» Figure record extracts:

*-*-*

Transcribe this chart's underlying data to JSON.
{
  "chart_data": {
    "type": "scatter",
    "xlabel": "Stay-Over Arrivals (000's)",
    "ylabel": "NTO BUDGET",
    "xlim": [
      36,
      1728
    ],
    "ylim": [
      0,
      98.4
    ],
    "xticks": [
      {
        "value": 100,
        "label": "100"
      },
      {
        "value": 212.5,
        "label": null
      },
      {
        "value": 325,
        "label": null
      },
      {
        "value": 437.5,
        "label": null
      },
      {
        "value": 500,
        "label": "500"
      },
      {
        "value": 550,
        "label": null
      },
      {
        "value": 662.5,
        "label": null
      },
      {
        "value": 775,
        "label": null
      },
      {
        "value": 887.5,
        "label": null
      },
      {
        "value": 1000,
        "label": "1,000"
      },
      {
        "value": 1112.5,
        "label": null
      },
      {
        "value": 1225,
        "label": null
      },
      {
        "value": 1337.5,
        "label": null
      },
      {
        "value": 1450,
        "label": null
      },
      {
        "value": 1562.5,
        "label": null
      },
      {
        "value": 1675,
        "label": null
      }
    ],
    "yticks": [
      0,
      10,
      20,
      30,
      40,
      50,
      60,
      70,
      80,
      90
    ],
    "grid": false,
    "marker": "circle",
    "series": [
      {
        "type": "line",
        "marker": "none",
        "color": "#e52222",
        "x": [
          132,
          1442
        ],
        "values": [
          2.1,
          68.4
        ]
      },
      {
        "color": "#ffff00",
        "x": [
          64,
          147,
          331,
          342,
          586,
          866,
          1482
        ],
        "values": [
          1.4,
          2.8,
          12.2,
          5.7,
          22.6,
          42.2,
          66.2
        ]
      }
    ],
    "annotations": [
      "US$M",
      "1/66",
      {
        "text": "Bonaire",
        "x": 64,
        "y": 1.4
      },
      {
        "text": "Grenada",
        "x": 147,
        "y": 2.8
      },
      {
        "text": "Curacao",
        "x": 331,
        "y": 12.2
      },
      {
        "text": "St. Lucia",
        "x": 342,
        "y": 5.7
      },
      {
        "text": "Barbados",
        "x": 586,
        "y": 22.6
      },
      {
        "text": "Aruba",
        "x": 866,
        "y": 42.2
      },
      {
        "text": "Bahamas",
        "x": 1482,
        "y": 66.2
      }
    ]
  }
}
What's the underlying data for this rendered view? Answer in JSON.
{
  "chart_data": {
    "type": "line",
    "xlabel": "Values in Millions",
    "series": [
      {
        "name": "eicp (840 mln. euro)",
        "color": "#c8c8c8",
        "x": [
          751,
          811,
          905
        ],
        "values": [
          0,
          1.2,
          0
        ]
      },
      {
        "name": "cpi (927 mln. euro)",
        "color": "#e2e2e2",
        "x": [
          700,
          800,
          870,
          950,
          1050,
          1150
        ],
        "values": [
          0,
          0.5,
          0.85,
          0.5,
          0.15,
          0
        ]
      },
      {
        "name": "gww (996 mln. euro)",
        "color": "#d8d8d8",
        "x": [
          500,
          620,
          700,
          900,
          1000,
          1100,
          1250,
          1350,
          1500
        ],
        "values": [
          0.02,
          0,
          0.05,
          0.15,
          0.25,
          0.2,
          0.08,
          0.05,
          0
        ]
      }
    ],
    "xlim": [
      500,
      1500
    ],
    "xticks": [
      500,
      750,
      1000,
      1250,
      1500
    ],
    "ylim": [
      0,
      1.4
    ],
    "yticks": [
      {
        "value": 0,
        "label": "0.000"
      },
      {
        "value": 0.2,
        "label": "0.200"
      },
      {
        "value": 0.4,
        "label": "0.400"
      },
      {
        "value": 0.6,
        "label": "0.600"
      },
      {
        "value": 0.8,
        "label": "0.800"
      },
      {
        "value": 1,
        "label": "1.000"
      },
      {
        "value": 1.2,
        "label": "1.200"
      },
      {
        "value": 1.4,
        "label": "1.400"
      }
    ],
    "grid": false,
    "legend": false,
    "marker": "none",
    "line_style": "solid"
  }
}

*-*-*

» Exercise instructions: Output all of the data again. Match it exactly.

» The output:
Transcribe this chart's underlying data to JSON.
{
  "chart_data": {
    "type": "scatter",
    "xlabel": "Stay-Over Arrivals (000's)",
    "ylabel": "NTO BUDGET",
    "xlim": [
      36,
      1728
    ],
    "ylim": [
      0,
      98.4
    ],
    "xticks": [
      {
        "value": 100,
        "label": "100"
      },
      {
        "value": 212.5,
        "label": null
      },
      {
        "value": 325,
        "label": null
      },
      {
        "value": 437.5,
        "label": null
      },
      {
        "value": 500,
        "label": "500"
      },
      {
        "value": 550,
        "label": null
      },
      {
        "value": 662.5,
        "label": null
      },
      {
        "value": 775,
        "label": null
      },
      {
        "value": 887.5,
        "label": null
      },
      {
        "value": 1000,
        "label": "1,000"
      },
      {
        "value": 1112.5,
        "label": null
      },
      {
        "value": 1225,
        "label": null
      },
      {
        "value": 1337.5,
        "label": null
      },
      {
        "value": 1450,
        "label": null
      },
      {
        "value": 1562.5,
        "label": null
      },
      {
        "value": 1675,
        "label": null
      }
    ],
    "yticks": [
      0,
      10,
      20,
      30,
      40,
      50,
      60,
      70,
      80,
      90
    ],
    "grid": false,
    "marker": "circle",
    "series": [
      {
        "type": "line",
        "marker": "none",
        "color": "#e52222",
        "x": [
          132,
          1442
        ],
        "values": [
          2.1,
          68.4
        ]
      },
      {
        "color": "#ffff00",
        "x": [
          64,
          147,
          331,
          342,
          586,
          866,
          1482
        ],
        "values": [
          1.4,
          2.8,
          12.2,
          5.7,
          22.6,
          42.2,
          66.2
        ]
      }
    ],
    "annotations": [
      "US$M",
      "1/66",
      {
        "text": "Bonaire",
        "x": 64,
        "y": 1.4
      },
      {
        "text": "Grenada",
        "x": 147,
        "y": 2.8
      },
      {
        "text": "Curacao",
        "x": 331,
        "y": 12.2
      },
      {
        "text": "St. Lucia",
        "x": 342,
        "y": 5.7
      },
      {
        "text": "Barbados",
        "x": 586,
        "y": 22.6
      },
      {
        "text": "Aruba",
        "x": 866,
        "y": 42.2
      },
      {
        "text": "Bahamas",
        "x": 1482,
        "y": 66.2
      }
    ]
  }
}
What's the underlying data for this rendered view? Answer in JSON.
{
  "chart_data": {
    "type": "line",
    "xlabel": "Values in Millions",
    "series": [
      {
        "name": "eicp (840 mln. euro)",
        "color": "#c8c8c8",
        "x": [
          751,
          811,
          905
        ],
        "values": [
          0,
          1.2,
          0
        ]
      },
      {
        "name": "cpi (927 mln. euro)",
        "color": "#e2e2e2",
        "x": [
          700,
          800,
          870,
          950,
          1050,
          1150
        ],
        "values": [
          0,
          0.5,
          0.85,
          0.5,
          0.15,
          0
        ]
      },
      {
        "name": "gww (996 mln. euro)",
        "color": "#d8d8d8",
        "x": [
          500,
          620,
          700,
          900,
          1000,
          1100,
          1250,
          1350,
          1500
        ],
        "values": [
          0.02,
          0,
          0.05,
          0.15,
          0.25,
          0.2,
          0.08,
          0.05,
          0
        ]
      }
    ],
    "xlim": [
      500,
      1500
    ],
    "xticks": [
      500,
      750,
      1000,
      1250,
      1500
    ],
    "ylim": [
      0,
      1.4
    ],
    "yticks": [
      {
        "value": 0,
        "label": "0.000"
      },
      {
        "value": 0.2,
        "label": "0.200"
      },
      {
        "value": 0.4,
        "label": "0.400"
      },
      {
        "value": 0.6,
        "label": "0.600"
      },
      {
        "value": 0.8,
        "label": "0.800"
      },
      {
        "value": 1,
        "label": "1.000"
      },
      {
        "value": 1.2,
        "label": "1.200"
      },
      {
        "value": 1.4,
        "label": "1.400"
      }
    ],
    "grid": false,
    "legend": false,
    "marker": "none",
    "line_style": "solid"
  }
}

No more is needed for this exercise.